● TASK STATEMENT:
Where a line holds the string "streets", return that line.

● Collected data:

■ ■ ■

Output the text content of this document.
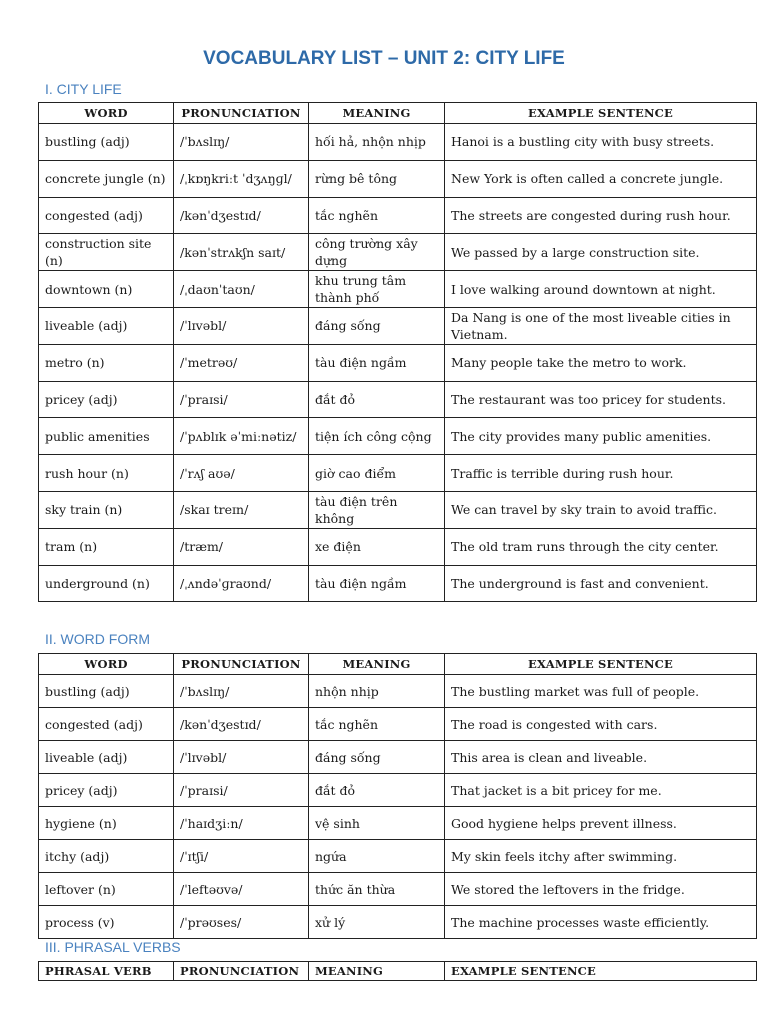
VOCABULARY LIST – UNIT 2: CITY LIFE
I. CITY LIFE
WORD	PRONUNCIATION	MEANING	EXAMPLE SENTENCE
bustling (adj)	/ˈbʌslɪŋ/	hối hả, nhộn nhịp	Hanoi is a bustling city with busy streets.
concrete jungle (n)	/ˌkɒŋkriːt ˈdʒʌŋɡl/	rừng bê tông	New York is often called a concrete jungle.
congested (adj)	/kənˈdʒestɪd/	tắc nghẽn	The streets are congested during rush hour.
construction site (n)	/kənˈstrʌkʃn saɪt/	công trường xây dựng	We passed by a large construction site.
downtown (n)	/ˌdaʊnˈtaʊn/	khu trung tâm thành phố	I love walking around downtown at night.
liveable (adj)	/ˈlɪvəbl/	đáng sống	Da Nang is one of the most liveable cities in Vietnam.
metro (n)	/ˈmetrəʊ/	tàu điện ngầm	Many people take the metro to work.
pricey (adj)	/ˈpraɪsi/	đắt đỏ	The restaurant was too pricey for students.
public amenities	/ˈpʌblɪk əˈmiːnətiz/	tiện ích công cộng	The city provides many public amenities.
rush hour (n)	/ˈrʌʃ aʊə/	giờ cao điểm	Traffic is terrible during rush hour.
sky train (n)	/skaɪ treɪn/	tàu điện trên không	We can travel by sky train to avoid traffic.
tram (n)	/træm/	xe điện	The old tram runs through the city center.
underground (n)	/ˌʌndəˈɡraʊnd/	tàu điện ngầm	The underground is fast and convenient.
II. WORD FORM
WORD	PRONUNCIATION	MEANING	EXAMPLE SENTENCE
bustling (adj)	/ˈbʌslɪŋ/	nhộn nhịp	The bustling market was full of people.
congested (adj)	/kənˈdʒestɪd/	tắc nghẽn	The road is congested with cars.
liveable (adj)	/ˈlɪvəbl/	đáng sống	This area is clean and liveable.
pricey (adj)	/ˈpraɪsi/	đắt đỏ	That jacket is a bit pricey for me.
hygiene (n)	/ˈhaɪdʒiːn/	vệ sinh	Good hygiene helps prevent illness.
itchy (adj)	/ˈɪtʃi/	ngứa	My skin feels itchy after swimming.
leftover (n)	/ˈleftəʊvə/	thức ăn thừa	We stored the leftovers in the fridge.
process (v)	/ˈprəʊses/	xử lý	The machine processes waste efficiently.
III. PHRASAL VERBS
PHRASAL VERB	PRONUNCIATION	MEANING	EXAMPLE SENTENCE
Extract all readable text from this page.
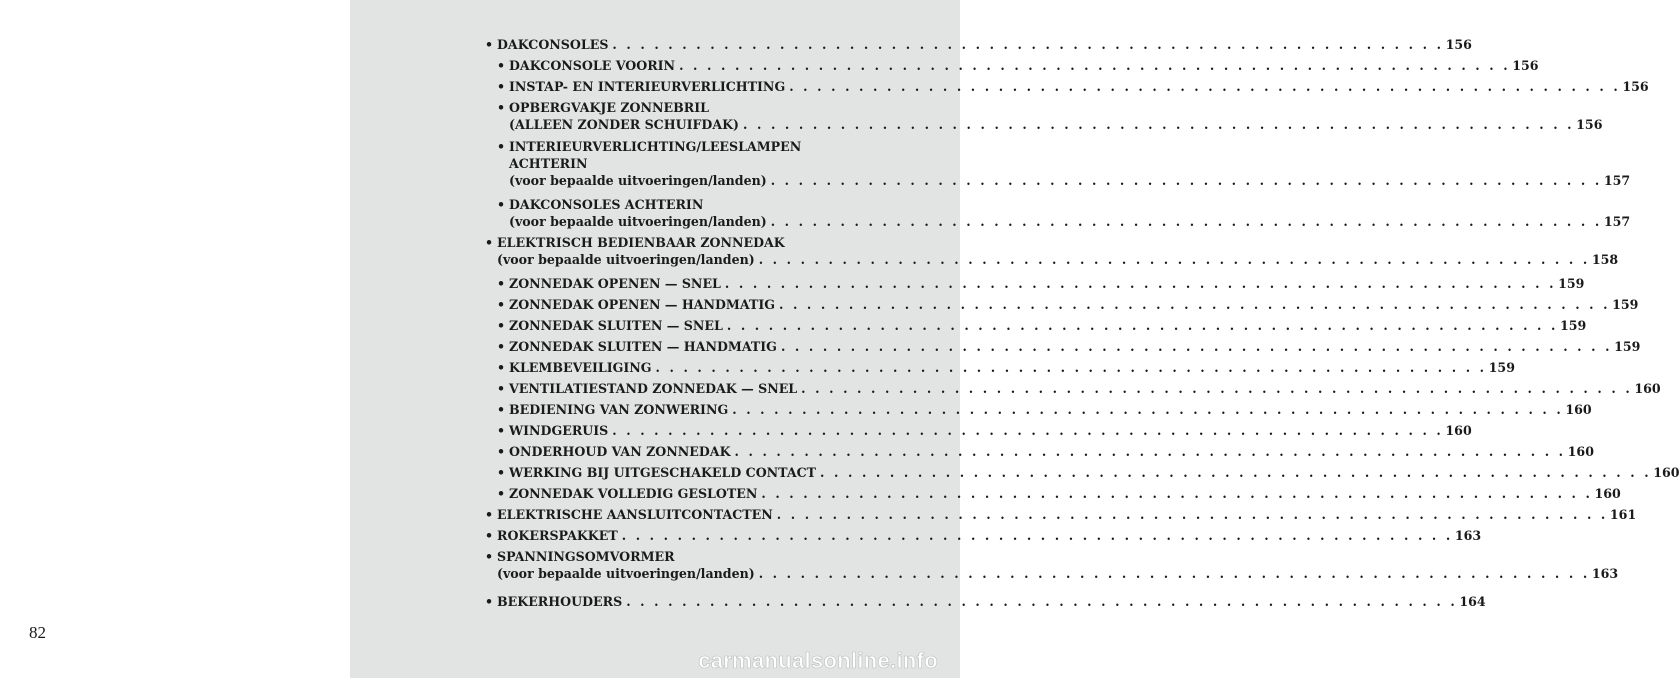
82
• DAKCONSOLES . . . . . . . . . . . . . . . . . . . . . . . . . . . . . . . . . . . . . . . . . . . . . . . . . . . . . . . . . . . . 156
• DAKCONSOLE VOORIN . . . . . . . . . . . . . . . . . . . . . . . . . . . . . . . . . . . . . . . . . . . . . . . . . . . . . . . . . . . . 156
• INSTAP- EN INTERIEURVERLICHTING . . . . . . . . . . . . . . . . . . . . . . . . . . . . . . . . . . . . . . . . . . . . . . . . . . . . . . . . . . . . 156
• OPBERGVAKJE ZONNEBRIL
(ALLEEN ZONDER SCHUIFDAK) . . . . . . . . . . . . . . . . . . . . . . . . . . . . . . . . . . . . . . . . . . . . . . . . . . . . . . . . . . . . 156
• INTERIEURVERLICHTING/LEESLAMPEN
ACHTERIN
(voor bepaalde uitvoeringen/landen) . . . . . . . . . . . . . . . . . . . . . . . . . . . . . . . . . . . . . . . . . . . . . . . . . . . . . . . . . . . . 157
• DAKCONSOLES ACHTERIN
(voor bepaalde uitvoeringen/landen) . . . . . . . . . . . . . . . . . . . . . . . . . . . . . . . . . . . . . . . . . . . . . . . . . . . . . . . . . . . . 157
• ELEKTRISCH BEDIENBAAR ZONNEDAK
(voor bepaalde uitvoeringen/landen) . . . . . . . . . . . . . . . . . . . . . . . . . . . . . . . . . . . . . . . . . . . . . . . . . . . . . . . . . . . . 158
• ZONNEDAK OPENEN — SNEL . . . . . . . . . . . . . . . . . . . . . . . . . . . . . . . . . . . . . . . . . . . . . . . . . . . . . . . . . . . . 159
• ZONNEDAK OPENEN — HANDMATIG . . . . . . . . . . . . . . . . . . . . . . . . . . . . . . . . . . . . . . . . . . . . . . . . . . . . . . . . . . . . 159
• ZONNEDAK SLUITEN — SNEL . . . . . . . . . . . . . . . . . . . . . . . . . . . . . . . . . . . . . . . . . . . . . . . . . . . . . . . . . . . . 159
• ZONNEDAK SLUITEN — HANDMATIG . . . . . . . . . . . . . . . . . . . . . . . . . . . . . . . . . . . . . . . . . . . . . . . . . . . . . . . . . . . . 159
• KLEMBEVEILIGING . . . . . . . . . . . . . . . . . . . . . . . . . . . . . . . . . . . . . . . . . . . . . . . . . . . . . . . . . . . . 159
• VENTILATIESTAND ZONNEDAK — SNEL . . . . . . . . . . . . . . . . . . . . . . . . . . . . . . . . . . . . . . . . . . . . . . . . . . . . . . . . . . . . 160
• BEDIENING VAN ZONWERING . . . . . . . . . . . . . . . . . . . . . . . . . . . . . . . . . . . . . . . . . . . . . . . . . . . . . . . . . . . . 160
• WINDGERUIS . . . . . . . . . . . . . . . . . . . . . . . . . . . . . . . . . . . . . . . . . . . . . . . . . . . . . . . . . . . . 160
• ONDERHOUD VAN ZONNEDAK . . . . . . . . . . . . . . . . . . . . . . . . . . . . . . . . . . . . . . . . . . . . . . . . . . . . . . . . . . . . 160
• WERKING BIJ UITGESCHAKELD CONTACT . . . . . . . . . . . . . . . . . . . . . . . . . . . . . . . . . . . . . . . . . . . . . . . . . . . . . . . . . . . . 160
• ZONNEDAK VOLLEDIG GESLOTEN . . . . . . . . . . . . . . . . . . . . . . . . . . . . . . . . . . . . . . . . . . . . . . . . . . . . . . . . . . . . 160
• ELEKTRISCHE AANSLUITCONTACTEN . . . . . . . . . . . . . . . . . . . . . . . . . . . . . . . . . . . . . . . . . . . . . . . . . . . . . . . . . . . . 161
• ROKERSPAKKET . . . . . . . . . . . . . . . . . . . . . . . . . . . . . . . . . . . . . . . . . . . . . . . . . . . . . . . . . . . . 163
• SPANNINGSOMVORMER
(voor bepaalde uitvoeringen/landen) . . . . . . . . . . . . . . . . . . . . . . . . . . . . . . . . . . . . . . . . . . . . . . . . . . . . . . . . . . . . 163
• BEKERHOUDERS . . . . . . . . . . . . . . . . . . . . . . . . . . . . . . . . . . . . . . . . . . . . . . . . . . . . . . . . . . . . 164
carmanualsonline.info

■ ■ ■

● RESULT FOR THIS EXERCISE:
bustling (adj)	/ˈbʌslɪŋ/	hối hả, nhộn nhịp	Hanoi is a bustling city with busy streets.
congested (adj)	/kənˈdʒestɪd/	tắc nghẽn	The streets are congested during rush hour.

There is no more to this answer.